#### TASK PROMPT:
In the entries below, identify every line with the string "zlovchining" and copy it.

Records:
** start **
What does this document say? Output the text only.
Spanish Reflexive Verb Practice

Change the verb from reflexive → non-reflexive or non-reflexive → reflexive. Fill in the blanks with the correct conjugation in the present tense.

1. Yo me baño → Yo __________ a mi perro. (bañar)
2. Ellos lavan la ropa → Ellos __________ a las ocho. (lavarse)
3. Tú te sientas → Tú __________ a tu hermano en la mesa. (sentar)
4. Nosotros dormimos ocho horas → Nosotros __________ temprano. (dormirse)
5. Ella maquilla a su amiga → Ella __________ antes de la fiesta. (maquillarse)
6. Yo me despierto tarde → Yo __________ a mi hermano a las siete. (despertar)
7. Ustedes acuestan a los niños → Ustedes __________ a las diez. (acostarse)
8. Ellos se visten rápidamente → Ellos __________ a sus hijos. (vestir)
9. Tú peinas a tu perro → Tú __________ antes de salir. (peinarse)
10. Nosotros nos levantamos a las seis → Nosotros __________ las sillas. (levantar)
** end **
** start **
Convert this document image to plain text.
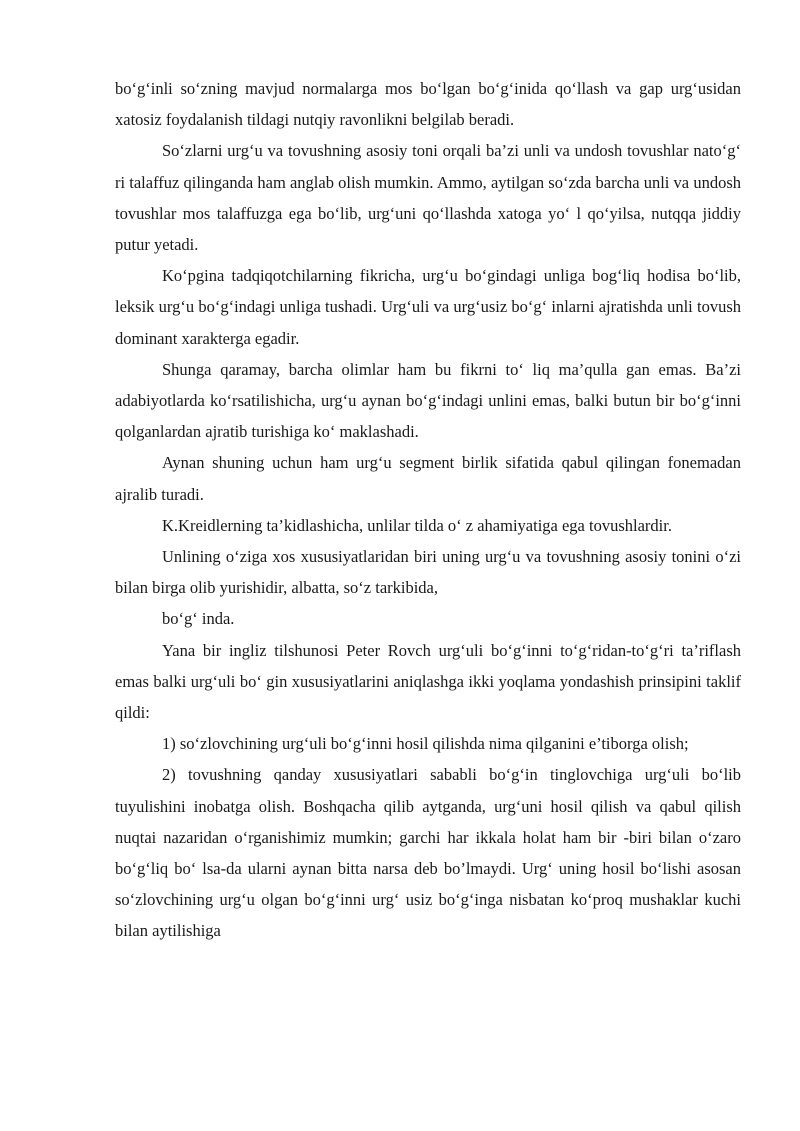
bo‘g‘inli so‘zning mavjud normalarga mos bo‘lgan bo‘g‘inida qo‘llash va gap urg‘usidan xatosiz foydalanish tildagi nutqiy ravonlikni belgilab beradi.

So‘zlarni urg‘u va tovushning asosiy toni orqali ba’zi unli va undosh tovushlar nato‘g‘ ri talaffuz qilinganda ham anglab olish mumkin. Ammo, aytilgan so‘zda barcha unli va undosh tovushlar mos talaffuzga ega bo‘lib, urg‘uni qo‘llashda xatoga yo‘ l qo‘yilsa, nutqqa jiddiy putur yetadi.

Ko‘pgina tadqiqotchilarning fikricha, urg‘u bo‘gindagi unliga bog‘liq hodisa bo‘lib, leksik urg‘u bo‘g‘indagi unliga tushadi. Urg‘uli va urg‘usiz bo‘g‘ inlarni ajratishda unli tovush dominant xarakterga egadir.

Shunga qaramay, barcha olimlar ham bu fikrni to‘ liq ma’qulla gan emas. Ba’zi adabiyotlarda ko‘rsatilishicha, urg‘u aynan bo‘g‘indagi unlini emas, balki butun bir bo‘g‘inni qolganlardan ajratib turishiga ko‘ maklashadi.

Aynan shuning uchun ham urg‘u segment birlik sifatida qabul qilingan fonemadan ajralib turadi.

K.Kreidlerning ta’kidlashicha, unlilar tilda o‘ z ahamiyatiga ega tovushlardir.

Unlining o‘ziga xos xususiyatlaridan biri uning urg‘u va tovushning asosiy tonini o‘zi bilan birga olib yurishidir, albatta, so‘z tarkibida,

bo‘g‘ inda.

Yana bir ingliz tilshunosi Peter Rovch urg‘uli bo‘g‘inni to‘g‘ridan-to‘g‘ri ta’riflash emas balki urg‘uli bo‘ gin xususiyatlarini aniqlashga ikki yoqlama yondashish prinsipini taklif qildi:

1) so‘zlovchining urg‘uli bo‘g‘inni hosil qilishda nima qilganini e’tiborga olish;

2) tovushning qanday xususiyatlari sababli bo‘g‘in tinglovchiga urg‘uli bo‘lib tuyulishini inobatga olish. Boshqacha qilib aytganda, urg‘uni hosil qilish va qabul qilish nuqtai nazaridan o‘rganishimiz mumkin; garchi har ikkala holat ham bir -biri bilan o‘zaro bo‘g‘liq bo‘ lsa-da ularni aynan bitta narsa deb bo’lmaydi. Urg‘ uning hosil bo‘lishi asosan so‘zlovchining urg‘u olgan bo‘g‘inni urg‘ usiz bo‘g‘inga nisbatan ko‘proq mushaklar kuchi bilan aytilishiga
** end **
#### ANSWER TO THE PROBLEM:
1) so‘zlovchining urg‘uli bo‘g‘inni hosil qilishda nima qilganini e’tiborga olish;
2) tovushning qanday xususiyatlari sababli bo‘g‘in tinglovchiga urg‘uli bo‘lib tuyulishini inobatga olish. Boshqacha qilib aytganda, urg‘uni hosil qilish va qabul qilish nuqtai nazaridan o‘rganishimiz mumkin; garchi har ikkala holat ham bir -biri bilan o‘zaro bo‘g‘liq bo‘ lsa-da ularni aynan bitta narsa deb bo’lmaydi. Urg‘ uning hosil bo‘lishi asosan so‘zlovchining urg‘u olgan bo‘g‘inni urg‘ usiz bo‘g‘inga nisbatan ko‘proq mushaklar kuchi bilan aytilishiga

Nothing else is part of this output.